___ Entries supplied ___

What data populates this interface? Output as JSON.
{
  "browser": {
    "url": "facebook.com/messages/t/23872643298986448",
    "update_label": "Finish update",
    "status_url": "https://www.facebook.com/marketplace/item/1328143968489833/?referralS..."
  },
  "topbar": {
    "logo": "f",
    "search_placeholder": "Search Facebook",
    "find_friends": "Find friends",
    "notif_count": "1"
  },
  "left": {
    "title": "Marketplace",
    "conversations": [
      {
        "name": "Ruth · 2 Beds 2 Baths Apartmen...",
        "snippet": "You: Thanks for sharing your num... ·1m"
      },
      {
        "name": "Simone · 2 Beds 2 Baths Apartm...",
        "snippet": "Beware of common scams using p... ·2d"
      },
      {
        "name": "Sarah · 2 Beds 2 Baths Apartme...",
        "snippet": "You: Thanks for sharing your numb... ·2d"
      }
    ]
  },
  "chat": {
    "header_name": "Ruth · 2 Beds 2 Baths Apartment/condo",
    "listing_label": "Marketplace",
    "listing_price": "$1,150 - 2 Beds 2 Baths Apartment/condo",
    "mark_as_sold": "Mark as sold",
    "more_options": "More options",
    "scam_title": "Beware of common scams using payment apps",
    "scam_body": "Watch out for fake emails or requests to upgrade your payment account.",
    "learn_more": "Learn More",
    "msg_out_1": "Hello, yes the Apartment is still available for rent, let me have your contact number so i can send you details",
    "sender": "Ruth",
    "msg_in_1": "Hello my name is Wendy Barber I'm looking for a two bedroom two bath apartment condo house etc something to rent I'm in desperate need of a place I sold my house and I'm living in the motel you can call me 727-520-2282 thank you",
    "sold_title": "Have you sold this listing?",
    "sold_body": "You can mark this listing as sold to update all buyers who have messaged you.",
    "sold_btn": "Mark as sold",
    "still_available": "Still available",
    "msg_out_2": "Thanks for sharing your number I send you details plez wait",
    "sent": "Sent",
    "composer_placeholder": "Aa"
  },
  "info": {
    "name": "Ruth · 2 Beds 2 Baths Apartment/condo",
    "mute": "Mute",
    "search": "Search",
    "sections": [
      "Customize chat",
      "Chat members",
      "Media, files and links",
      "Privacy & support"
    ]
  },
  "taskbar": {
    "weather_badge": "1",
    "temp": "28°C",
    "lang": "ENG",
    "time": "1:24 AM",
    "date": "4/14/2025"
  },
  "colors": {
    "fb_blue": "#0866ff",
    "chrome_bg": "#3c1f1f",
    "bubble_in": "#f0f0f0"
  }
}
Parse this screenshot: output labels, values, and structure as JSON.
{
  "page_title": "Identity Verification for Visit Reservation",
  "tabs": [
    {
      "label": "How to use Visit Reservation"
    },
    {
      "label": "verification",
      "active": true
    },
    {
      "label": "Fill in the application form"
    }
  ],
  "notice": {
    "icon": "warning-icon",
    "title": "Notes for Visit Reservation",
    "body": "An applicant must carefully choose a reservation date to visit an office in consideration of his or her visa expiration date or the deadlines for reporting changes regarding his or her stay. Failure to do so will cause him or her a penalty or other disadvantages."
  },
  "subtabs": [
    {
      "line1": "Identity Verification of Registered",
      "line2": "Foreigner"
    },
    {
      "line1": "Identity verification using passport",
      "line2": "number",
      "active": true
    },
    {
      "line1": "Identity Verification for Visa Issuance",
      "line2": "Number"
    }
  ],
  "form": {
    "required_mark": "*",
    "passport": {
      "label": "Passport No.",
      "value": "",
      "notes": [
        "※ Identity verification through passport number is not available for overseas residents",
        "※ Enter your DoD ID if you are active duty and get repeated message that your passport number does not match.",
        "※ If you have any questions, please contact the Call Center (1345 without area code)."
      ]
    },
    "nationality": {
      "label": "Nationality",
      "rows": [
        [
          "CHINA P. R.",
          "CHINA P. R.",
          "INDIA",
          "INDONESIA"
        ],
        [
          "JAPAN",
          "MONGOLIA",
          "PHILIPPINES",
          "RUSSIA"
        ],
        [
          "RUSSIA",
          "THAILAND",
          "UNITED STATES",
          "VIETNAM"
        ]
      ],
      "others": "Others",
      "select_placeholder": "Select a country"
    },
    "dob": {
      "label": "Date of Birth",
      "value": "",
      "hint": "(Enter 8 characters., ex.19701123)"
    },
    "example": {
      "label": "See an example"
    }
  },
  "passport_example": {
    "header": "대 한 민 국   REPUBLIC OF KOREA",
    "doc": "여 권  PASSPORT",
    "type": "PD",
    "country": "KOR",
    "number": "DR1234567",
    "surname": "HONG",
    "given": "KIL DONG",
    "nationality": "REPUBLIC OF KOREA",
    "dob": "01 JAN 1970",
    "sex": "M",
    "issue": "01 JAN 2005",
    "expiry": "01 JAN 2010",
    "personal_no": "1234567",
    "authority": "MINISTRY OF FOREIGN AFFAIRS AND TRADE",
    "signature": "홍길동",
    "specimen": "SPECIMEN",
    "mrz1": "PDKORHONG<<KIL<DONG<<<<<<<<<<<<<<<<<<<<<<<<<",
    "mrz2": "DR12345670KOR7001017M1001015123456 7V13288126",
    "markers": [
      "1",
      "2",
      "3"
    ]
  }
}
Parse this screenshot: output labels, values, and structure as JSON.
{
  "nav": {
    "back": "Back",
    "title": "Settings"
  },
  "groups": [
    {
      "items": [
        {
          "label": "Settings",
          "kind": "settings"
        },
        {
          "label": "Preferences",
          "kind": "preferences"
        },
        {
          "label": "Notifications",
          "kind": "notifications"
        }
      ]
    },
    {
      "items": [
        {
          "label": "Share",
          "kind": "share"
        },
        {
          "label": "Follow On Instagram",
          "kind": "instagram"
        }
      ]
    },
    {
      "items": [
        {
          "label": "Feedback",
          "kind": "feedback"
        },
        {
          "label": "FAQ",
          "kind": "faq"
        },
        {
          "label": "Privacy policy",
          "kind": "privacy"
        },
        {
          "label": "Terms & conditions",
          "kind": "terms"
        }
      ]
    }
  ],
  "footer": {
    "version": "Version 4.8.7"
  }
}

___

Brief →
Using the records above, pull out each line where the word "details" occurs.

Response to this exercise →
    "msg_out_1": "Hello, yes the Apartment is still available for rent, let me have your contact number so i can send you details",
    "msg_out_2": "Thanks for sharing your number I send you details plez wait",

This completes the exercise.